● CHALLENGE
Wherever the string "text" appears in a line, extract that line.

━━ SOURCE MATERIAL

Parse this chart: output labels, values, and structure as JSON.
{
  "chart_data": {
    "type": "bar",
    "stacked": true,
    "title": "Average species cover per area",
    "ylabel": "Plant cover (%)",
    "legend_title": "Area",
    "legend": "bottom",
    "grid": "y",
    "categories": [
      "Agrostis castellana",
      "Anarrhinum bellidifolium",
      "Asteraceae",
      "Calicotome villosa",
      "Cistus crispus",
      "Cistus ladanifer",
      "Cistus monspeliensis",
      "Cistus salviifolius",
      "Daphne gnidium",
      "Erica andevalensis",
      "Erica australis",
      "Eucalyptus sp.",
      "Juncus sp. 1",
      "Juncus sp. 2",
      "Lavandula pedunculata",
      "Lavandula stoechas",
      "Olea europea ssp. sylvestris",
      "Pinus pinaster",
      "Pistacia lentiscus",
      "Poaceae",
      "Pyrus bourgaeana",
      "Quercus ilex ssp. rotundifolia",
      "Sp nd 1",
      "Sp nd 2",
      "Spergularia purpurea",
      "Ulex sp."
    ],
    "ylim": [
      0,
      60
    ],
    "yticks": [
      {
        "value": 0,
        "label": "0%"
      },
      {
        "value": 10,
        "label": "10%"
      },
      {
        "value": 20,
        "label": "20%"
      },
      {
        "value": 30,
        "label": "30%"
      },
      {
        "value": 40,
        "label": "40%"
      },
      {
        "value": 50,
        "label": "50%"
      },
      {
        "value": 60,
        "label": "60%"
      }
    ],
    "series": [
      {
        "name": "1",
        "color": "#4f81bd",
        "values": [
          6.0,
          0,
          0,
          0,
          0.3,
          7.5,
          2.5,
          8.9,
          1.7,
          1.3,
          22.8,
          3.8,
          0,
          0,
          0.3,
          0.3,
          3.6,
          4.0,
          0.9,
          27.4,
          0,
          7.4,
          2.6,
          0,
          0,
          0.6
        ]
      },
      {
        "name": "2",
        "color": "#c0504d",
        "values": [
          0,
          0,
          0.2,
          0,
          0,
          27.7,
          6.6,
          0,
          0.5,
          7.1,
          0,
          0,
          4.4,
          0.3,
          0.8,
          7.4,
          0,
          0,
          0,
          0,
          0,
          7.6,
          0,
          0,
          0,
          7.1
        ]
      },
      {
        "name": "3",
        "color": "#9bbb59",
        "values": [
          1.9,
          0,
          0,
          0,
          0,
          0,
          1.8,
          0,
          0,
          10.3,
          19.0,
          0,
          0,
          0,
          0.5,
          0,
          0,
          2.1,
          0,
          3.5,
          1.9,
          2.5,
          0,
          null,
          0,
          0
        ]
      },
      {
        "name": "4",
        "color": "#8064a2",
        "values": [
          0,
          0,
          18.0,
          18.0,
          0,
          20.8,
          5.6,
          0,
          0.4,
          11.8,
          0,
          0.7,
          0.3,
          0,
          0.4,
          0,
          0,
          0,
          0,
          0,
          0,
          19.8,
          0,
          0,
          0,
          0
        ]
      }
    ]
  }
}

━━━━
━━ SOURCE MATERIAL

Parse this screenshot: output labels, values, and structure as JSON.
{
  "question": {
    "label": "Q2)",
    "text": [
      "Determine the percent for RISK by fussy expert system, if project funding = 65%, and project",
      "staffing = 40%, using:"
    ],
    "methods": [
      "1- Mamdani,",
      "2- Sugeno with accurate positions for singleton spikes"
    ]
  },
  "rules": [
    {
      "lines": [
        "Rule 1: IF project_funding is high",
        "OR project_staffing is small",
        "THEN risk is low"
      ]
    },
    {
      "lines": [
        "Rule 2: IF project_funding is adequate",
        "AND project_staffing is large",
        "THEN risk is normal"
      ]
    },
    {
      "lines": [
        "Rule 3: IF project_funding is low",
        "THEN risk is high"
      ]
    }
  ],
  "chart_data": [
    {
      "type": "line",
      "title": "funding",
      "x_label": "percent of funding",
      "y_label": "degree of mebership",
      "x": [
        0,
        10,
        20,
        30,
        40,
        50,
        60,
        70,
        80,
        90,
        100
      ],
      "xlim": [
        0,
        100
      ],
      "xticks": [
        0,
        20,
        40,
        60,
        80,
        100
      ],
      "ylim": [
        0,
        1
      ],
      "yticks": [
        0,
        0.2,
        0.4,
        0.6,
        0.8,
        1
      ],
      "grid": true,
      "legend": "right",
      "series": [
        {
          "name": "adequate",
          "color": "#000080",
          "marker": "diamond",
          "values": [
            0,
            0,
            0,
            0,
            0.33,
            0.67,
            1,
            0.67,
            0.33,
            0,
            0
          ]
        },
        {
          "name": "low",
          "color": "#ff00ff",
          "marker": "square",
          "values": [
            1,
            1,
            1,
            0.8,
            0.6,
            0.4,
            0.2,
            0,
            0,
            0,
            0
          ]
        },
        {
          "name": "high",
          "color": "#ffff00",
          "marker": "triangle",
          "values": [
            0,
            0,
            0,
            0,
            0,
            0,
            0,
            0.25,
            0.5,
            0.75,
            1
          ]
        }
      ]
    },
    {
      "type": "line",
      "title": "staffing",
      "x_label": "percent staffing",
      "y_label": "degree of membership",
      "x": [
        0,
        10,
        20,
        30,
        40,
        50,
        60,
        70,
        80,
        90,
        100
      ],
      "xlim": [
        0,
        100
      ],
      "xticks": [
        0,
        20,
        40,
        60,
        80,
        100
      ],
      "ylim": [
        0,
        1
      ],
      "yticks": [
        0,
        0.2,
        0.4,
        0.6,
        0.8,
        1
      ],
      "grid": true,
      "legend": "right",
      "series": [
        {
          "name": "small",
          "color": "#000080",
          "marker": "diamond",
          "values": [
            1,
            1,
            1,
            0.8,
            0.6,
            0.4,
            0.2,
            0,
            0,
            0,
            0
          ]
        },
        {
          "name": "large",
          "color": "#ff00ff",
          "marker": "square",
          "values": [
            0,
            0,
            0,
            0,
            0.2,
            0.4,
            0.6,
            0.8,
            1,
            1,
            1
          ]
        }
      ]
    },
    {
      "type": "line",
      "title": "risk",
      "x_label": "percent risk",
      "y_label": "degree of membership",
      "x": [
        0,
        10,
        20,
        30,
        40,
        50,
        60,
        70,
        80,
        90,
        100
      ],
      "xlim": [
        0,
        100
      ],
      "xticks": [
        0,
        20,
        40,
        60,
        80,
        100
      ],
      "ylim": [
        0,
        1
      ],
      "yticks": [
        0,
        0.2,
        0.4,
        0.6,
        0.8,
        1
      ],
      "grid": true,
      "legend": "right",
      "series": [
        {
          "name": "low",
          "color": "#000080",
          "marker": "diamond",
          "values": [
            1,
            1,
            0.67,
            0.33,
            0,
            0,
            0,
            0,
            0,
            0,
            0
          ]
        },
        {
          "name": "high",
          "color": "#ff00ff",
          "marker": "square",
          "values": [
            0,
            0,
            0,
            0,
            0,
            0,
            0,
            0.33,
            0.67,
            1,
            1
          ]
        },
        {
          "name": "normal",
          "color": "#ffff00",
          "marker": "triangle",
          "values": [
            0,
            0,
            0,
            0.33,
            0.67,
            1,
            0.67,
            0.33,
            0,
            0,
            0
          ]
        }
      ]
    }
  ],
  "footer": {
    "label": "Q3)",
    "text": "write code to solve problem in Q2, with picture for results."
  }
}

━━━━
━━ SOURCE MATERIAL

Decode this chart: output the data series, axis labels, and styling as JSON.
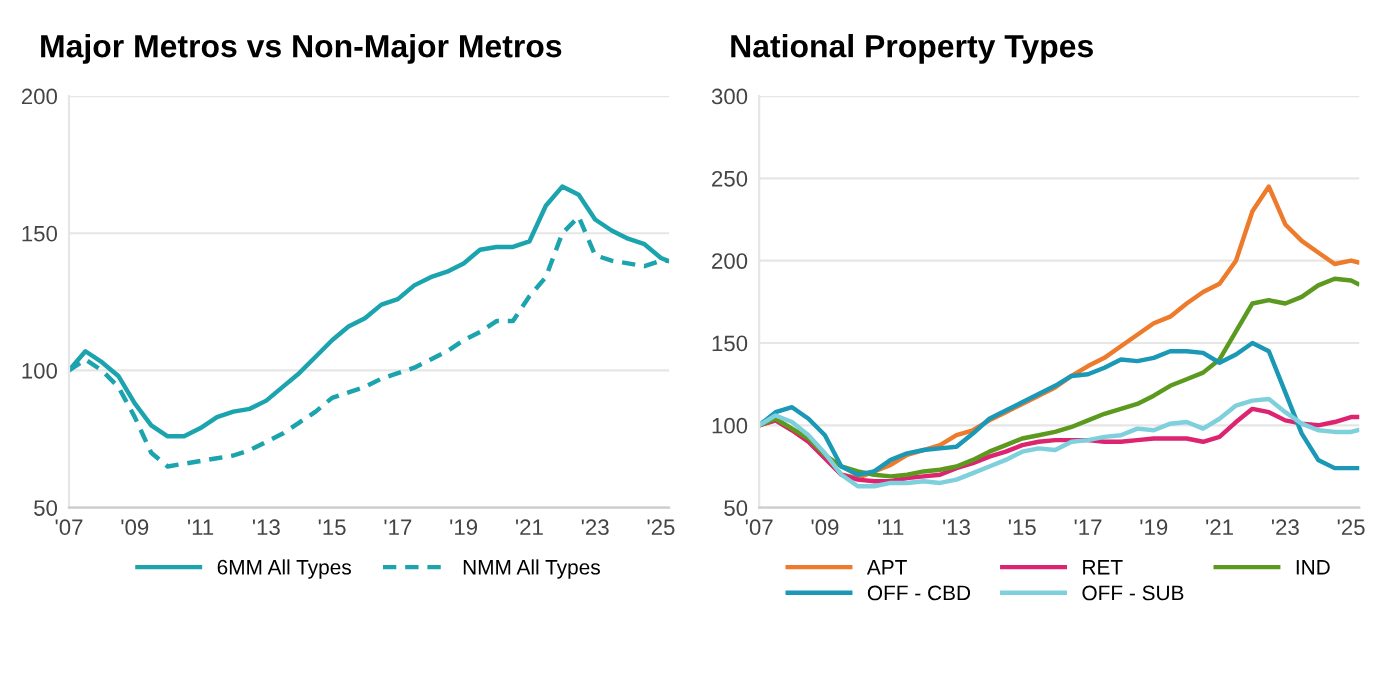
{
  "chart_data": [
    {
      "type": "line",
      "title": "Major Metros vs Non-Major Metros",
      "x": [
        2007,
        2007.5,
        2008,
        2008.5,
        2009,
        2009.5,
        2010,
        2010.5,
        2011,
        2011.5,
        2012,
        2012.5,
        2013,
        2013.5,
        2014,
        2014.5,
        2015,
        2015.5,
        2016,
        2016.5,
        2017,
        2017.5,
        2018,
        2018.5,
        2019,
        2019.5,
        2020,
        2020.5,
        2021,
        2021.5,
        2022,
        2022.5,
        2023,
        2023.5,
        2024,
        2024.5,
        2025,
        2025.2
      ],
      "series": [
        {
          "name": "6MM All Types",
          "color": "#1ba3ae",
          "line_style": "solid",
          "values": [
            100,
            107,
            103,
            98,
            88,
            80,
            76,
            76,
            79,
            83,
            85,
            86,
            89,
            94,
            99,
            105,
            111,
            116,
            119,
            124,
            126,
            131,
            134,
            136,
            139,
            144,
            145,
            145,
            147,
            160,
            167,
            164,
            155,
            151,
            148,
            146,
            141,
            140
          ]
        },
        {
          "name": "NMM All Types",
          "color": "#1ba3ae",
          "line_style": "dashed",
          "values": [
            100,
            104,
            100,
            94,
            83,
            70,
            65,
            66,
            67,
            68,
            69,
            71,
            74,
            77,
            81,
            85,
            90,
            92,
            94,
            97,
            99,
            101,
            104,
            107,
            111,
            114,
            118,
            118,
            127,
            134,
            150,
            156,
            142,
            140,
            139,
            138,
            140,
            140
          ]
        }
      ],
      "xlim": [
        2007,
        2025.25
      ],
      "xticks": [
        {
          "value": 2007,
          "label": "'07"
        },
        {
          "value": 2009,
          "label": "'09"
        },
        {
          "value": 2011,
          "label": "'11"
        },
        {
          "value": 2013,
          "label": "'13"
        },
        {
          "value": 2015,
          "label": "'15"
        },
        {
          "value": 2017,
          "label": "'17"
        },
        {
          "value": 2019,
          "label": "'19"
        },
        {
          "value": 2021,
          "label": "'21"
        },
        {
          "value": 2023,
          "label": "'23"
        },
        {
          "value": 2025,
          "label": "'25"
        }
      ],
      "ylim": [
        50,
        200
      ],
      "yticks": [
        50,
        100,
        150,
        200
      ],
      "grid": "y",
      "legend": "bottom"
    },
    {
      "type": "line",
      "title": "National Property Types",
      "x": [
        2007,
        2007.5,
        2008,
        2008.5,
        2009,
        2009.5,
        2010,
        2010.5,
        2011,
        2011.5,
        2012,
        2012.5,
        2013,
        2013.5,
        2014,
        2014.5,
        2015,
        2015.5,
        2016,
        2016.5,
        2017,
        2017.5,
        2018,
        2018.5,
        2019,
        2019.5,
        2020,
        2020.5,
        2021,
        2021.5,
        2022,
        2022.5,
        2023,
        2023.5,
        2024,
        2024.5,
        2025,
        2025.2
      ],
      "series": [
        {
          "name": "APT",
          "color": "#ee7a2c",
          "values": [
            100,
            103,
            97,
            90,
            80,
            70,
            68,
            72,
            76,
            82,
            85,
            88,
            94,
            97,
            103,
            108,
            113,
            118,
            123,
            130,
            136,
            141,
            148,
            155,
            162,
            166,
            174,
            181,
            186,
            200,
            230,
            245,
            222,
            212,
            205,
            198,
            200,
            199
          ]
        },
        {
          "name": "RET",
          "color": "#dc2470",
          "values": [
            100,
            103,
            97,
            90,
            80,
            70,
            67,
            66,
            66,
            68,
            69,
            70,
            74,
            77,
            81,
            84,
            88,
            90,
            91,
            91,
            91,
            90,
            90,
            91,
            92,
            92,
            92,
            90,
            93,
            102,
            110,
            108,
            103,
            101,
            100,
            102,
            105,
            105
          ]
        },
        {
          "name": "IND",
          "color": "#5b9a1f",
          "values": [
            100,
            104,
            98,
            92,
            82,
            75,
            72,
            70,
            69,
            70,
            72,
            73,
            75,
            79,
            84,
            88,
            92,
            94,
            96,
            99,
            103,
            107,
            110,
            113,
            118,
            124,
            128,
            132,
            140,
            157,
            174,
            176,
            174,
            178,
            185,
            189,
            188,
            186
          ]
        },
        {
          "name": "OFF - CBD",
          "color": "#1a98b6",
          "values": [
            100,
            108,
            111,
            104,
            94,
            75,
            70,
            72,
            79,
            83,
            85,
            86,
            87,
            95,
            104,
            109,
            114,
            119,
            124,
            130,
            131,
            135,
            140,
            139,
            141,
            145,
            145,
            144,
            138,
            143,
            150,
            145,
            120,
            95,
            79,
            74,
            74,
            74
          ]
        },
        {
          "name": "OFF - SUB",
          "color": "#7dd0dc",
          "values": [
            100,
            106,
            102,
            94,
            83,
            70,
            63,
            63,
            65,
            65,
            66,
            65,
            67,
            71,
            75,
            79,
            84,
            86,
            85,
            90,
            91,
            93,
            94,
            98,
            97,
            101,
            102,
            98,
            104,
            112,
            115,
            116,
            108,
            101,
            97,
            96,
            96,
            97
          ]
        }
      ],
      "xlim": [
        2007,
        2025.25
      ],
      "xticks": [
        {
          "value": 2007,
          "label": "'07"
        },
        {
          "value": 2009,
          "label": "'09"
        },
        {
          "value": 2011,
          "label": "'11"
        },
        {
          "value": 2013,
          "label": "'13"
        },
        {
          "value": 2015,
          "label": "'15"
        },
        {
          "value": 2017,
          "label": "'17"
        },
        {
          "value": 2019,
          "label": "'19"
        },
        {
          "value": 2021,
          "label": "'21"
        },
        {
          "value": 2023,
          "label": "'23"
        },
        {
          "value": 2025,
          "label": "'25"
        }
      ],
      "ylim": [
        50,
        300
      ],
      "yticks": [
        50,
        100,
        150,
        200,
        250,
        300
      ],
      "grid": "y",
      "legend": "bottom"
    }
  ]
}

━━━━

● OUTPUT FOR THIS TASK
    "text": [
    "text": "write code to solve problem in Q2, with picture for results."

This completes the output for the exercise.